%%
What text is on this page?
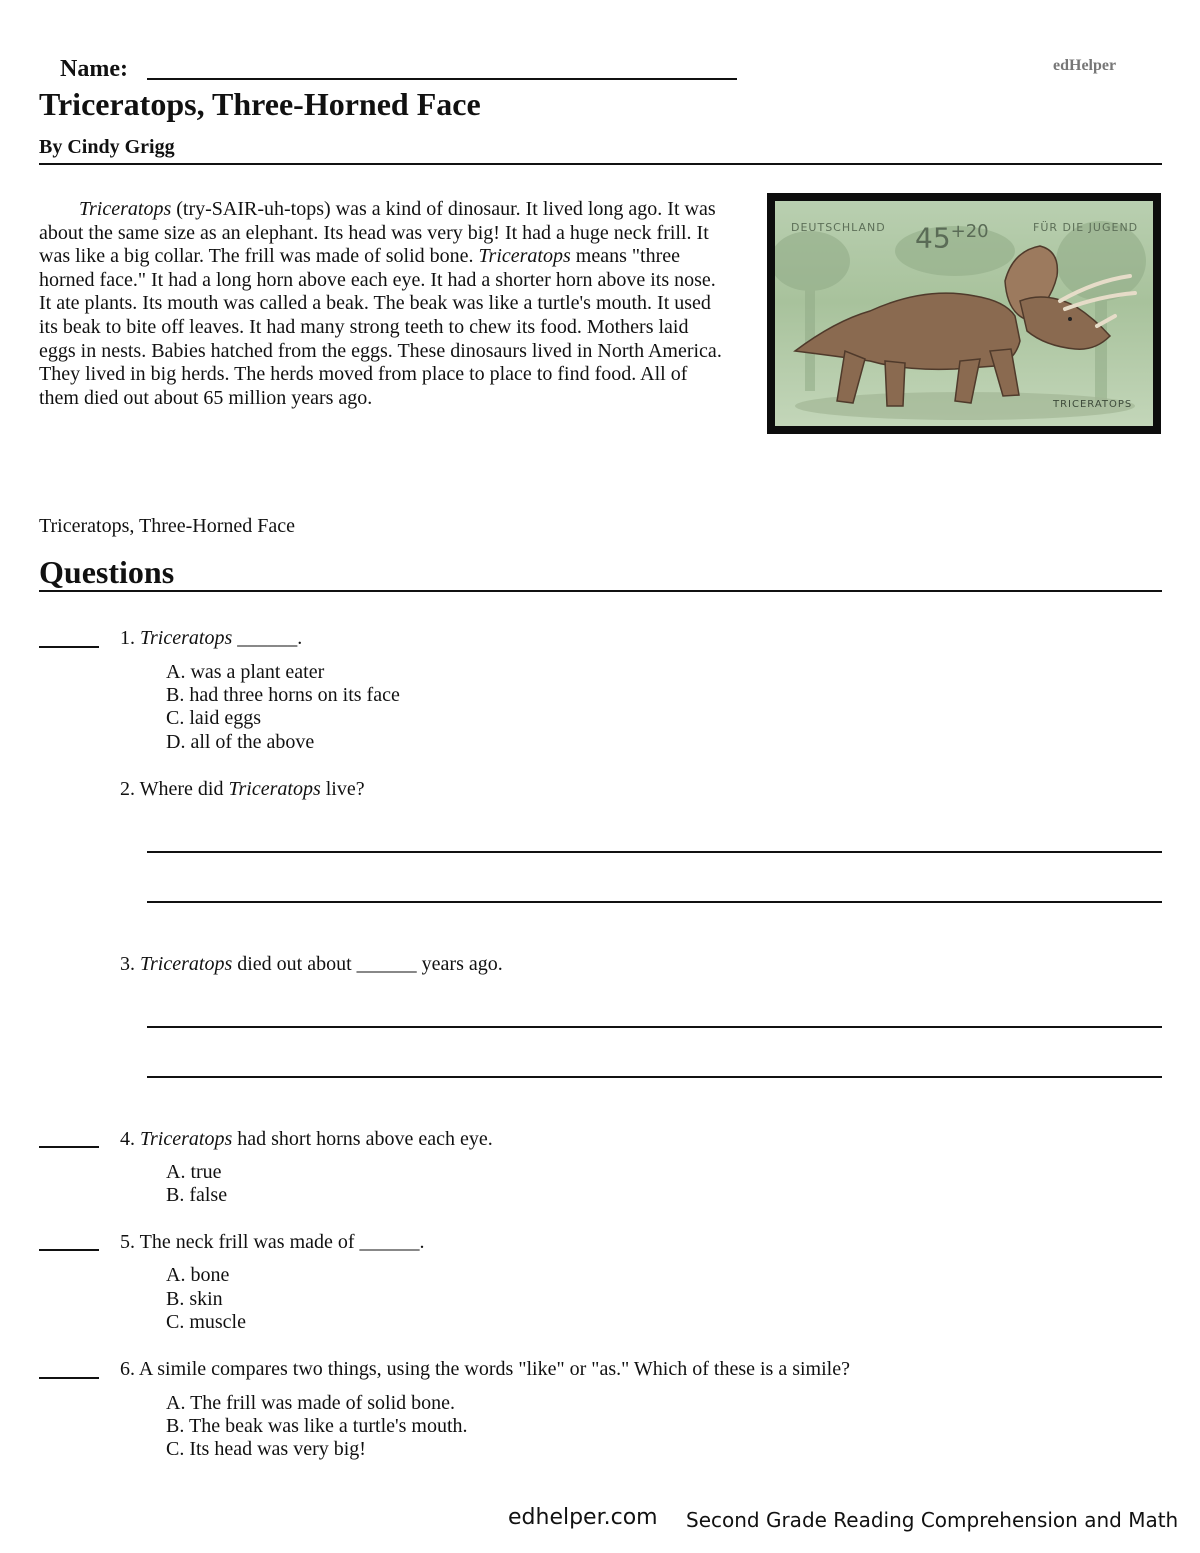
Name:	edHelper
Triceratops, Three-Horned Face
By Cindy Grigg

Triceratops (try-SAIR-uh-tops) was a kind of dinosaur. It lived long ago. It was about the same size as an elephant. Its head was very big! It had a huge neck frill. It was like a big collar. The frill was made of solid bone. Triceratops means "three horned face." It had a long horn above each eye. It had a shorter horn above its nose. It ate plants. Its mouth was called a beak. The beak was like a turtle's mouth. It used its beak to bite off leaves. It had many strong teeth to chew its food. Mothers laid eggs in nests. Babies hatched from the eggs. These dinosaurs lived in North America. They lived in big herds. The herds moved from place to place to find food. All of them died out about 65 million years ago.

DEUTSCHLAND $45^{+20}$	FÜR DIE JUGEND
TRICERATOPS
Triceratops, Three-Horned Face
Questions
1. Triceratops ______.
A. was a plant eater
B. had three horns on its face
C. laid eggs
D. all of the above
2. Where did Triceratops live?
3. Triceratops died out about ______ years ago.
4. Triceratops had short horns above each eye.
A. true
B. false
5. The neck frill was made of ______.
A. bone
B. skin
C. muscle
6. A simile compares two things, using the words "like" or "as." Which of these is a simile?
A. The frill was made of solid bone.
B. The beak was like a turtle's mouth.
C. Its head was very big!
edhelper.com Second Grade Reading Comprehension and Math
%%
%%
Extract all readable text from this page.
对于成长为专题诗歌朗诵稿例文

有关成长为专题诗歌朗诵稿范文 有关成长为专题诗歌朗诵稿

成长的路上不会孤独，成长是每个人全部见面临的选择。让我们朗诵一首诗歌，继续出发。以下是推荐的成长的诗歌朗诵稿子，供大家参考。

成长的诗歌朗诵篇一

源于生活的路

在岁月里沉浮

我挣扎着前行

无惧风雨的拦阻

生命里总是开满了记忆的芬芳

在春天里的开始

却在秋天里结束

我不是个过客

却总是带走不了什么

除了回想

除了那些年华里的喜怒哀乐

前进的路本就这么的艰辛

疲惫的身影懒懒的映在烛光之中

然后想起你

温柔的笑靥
%%
%%
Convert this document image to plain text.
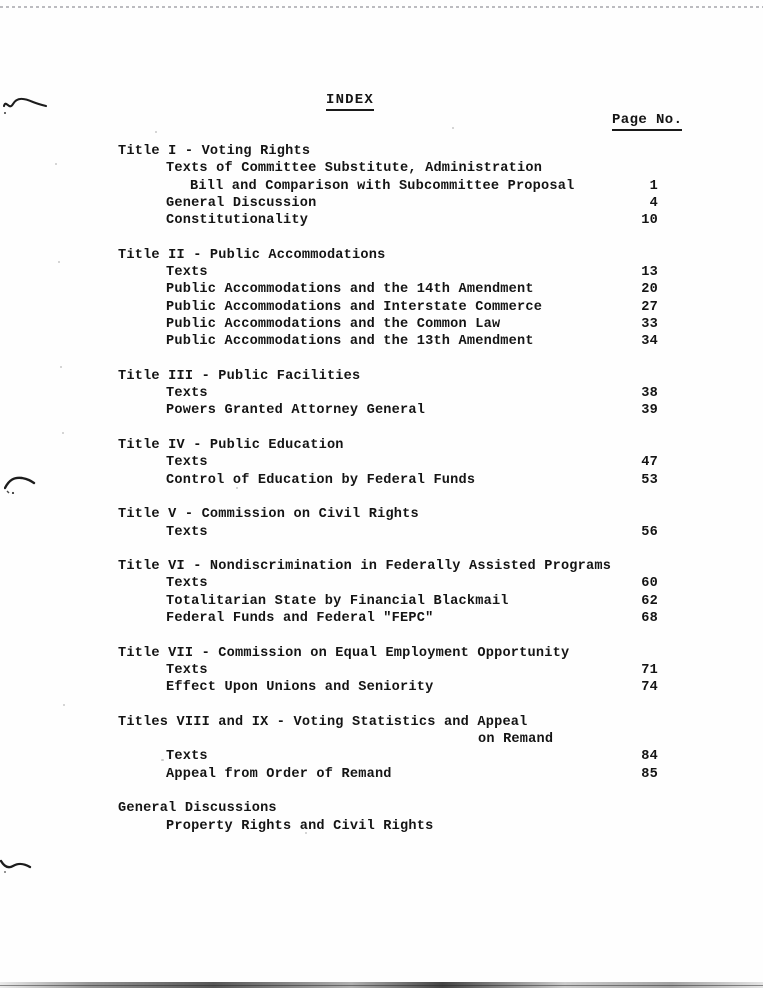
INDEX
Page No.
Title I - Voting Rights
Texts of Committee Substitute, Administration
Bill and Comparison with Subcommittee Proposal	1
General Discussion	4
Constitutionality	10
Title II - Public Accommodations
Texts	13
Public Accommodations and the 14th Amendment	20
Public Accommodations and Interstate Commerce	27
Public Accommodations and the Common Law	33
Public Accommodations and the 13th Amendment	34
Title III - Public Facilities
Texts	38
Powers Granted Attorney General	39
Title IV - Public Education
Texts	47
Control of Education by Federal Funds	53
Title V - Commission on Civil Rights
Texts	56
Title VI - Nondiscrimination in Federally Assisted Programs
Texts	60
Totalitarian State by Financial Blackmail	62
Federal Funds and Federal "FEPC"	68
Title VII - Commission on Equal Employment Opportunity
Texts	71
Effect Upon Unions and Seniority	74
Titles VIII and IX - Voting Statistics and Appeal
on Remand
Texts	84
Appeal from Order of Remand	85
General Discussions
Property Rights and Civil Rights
%%
Directions for this task
List each line of the records that holds the string "Appeal".

In response
Titles VIII and IX - Voting Statistics and Appeal
Appeal from Order of Remand	85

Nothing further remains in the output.